The input.
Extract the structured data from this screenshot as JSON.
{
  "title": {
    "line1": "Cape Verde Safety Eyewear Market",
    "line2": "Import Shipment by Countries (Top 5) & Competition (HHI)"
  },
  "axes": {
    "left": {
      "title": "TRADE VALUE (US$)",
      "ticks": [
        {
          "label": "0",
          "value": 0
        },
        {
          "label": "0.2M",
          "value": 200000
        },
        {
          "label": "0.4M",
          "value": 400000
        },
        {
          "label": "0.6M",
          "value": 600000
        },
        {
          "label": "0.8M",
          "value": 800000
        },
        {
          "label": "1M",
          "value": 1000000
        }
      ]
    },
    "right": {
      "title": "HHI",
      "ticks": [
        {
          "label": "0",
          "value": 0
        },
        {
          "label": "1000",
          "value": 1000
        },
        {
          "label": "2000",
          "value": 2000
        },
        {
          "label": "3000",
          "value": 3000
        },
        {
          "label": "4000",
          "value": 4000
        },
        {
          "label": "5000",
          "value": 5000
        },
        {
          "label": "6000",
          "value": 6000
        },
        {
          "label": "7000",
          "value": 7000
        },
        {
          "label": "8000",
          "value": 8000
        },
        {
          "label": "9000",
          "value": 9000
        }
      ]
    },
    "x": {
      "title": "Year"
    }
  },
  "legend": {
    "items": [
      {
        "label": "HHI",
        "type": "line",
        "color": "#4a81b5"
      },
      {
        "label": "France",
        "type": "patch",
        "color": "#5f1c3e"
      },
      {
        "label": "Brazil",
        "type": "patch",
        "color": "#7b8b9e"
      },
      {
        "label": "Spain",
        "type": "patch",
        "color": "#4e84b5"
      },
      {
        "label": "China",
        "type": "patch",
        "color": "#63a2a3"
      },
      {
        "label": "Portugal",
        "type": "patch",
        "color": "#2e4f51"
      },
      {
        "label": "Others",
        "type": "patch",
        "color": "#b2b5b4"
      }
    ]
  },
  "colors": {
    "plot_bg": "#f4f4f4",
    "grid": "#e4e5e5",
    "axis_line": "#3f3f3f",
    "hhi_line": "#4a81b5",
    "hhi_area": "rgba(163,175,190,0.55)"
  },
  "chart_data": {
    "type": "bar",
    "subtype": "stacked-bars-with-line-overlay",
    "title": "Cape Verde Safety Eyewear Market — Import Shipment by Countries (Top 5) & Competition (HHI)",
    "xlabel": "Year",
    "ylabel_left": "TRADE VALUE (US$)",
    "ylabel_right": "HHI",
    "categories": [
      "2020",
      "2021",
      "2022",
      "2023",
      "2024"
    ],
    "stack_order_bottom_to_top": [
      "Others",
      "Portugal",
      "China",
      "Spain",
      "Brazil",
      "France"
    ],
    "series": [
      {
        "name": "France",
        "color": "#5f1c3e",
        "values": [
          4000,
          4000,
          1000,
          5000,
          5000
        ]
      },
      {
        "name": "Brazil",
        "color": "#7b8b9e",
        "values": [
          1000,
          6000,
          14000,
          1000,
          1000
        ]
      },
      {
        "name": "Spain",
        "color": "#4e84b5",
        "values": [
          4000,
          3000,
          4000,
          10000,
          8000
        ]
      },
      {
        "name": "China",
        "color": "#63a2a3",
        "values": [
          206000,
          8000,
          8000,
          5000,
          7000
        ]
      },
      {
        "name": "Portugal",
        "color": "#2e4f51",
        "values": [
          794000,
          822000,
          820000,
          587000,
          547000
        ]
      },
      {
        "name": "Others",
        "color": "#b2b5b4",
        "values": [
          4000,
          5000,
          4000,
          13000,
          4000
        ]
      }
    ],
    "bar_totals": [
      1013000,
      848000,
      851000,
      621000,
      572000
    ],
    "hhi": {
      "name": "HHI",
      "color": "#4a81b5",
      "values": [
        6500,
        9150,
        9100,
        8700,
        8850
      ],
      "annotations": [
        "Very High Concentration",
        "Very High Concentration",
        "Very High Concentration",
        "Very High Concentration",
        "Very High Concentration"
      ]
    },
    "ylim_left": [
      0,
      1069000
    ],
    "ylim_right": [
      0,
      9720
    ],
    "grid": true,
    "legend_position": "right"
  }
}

Problem requirements. Take the lines above and print them exactly.

Problem solution.
Extract the structured data from this screenshot as JSON.
{
  "title": {
    "line1": "Cape Verde Safety Eyewear Market",
    "line2": "Import Shipment by Countries (Top 5) & Competition (HHI)"
  },
  "axes": {
    "left": {
      "title": "TRADE VALUE (US$)",
      "ticks": [
        {
          "label": "0",
          "value": 0
        },
        {
          "label": "0.2M",
          "value": 200000
        },
        {
          "label": "0.4M",
          "value": 400000
        },
        {
          "label": "0.6M",
          "value": 600000
        },
        {
          "label": "0.8M",
          "value": 800000
        },
        {
          "label": "1M",
          "value": 1000000
        }
      ]
    },
    "right": {
      "title": "HHI",
      "ticks": [
        {
          "label": "0",
          "value": 0
        },
        {
          "label": "1000",
          "value": 1000
        },
        {
          "label": "2000",
          "value": 2000
        },
        {
          "label": "3000",
          "value": 3000
        },
        {
          "label": "4000",
          "value": 4000
        },
        {
          "label": "5000",
          "value": 5000
        },
        {
          "label": "6000",
          "value": 6000
        },
        {
          "label": "7000",
          "value": 7000
        },
        {
          "label": "8000",
          "value": 8000
        },
        {
          "label": "9000",
          "value": 9000
        }
      ]
    },
    "x": {
      "title": "Year"
    }
  },
  "legend": {
    "items": [
      {
        "label": "HHI",
        "type": "line",
        "color": "#4a81b5"
      },
      {
        "label": "France",
        "type": "patch",
        "color": "#5f1c3e"
      },
      {
        "label": "Brazil",
        "type": "patch",
        "color": "#7b8b9e"
      },
      {
        "label": "Spain",
        "type": "patch",
        "color": "#4e84b5"
      },
      {
        "label": "China",
        "type": "patch",
        "color": "#63a2a3"
      },
      {
        "label": "Portugal",
        "type": "patch",
        "color": "#2e4f51"
      },
      {
        "label": "Others",
        "type": "patch",
        "color": "#b2b5b4"
      }
    ]
  },
  "colors": {
    "plot_bg": "#f4f4f4",
    "grid": "#e4e5e5",
    "axis_line": "#3f3f3f",
    "hhi_line": "#4a81b5",
    "hhi_area": "rgba(163,175,190,0.55)"
  },
  "chart_data": {
    "type": "bar",
    "subtype": "stacked-bars-with-line-overlay",
    "title": "Cape Verde Safety Eyewear Market — Import Shipment by Countries (Top 5) & Competition (HHI)",
    "xlabel": "Year",
    "ylabel_left": "TRADE VALUE (US$)",
    "ylabel_right": "HHI",
    "categories": [
      "2020",
      "2021",
      "2022",
      "2023",
      "2024"
    ],
    "stack_order_bottom_to_top": [
      "Others",
      "Portugal",
      "China",
      "Spain",
      "Brazil",
      "France"
    ],
    "series": [
      {
        "name": "France",
        "color": "#5f1c3e",
        "values": [
          4000,
          4000,
          1000,
          5000,
          5000
        ]
      },
      {
        "name": "Brazil",
        "color": "#7b8b9e",
        "values": [
          1000,
          6000,
          14000,
          1000,
          1000
        ]
      },
      {
        "name": "Spain",
        "color": "#4e84b5",
        "values": [
          4000,
          3000,
          4000,
          10000,
          8000
        ]
      },
      {
        "name": "China",
        "color": "#63a2a3",
        "values": [
          206000,
          8000,
          8000,
          5000,
          7000
        ]
      },
      {
        "name": "Portugal",
        "color": "#2e4f51",
        "values": [
          794000,
          822000,
          820000,
          587000,
          547000
        ]
      },
      {
        "name": "Others",
        "color": "#b2b5b4",
        "values": [
          4000,
          5000,
          4000,
          13000,
          4000
        ]
      }
    ],
    "bar_totals": [
      1013000,
      848000,
      851000,
      621000,
      572000
    ],
    "hhi": {
      "name": "HHI",
      "color": "#4a81b5",
      "values": [
        6500,
        9150,
        9100,
        8700,
        8850
      ],
      "annotations": [
        "Very High Concentration",
        "Very High Concentration",
        "Very High Concentration",
        "Very High Concentration",
        "Very High Concentration"
      ]
    },
    "ylim_left": [
      0,
      1069000
    ],
    "ylim_right": [
      0,
      9720
    ],
    "grid": true,
    "legend_position": "right"
  }
}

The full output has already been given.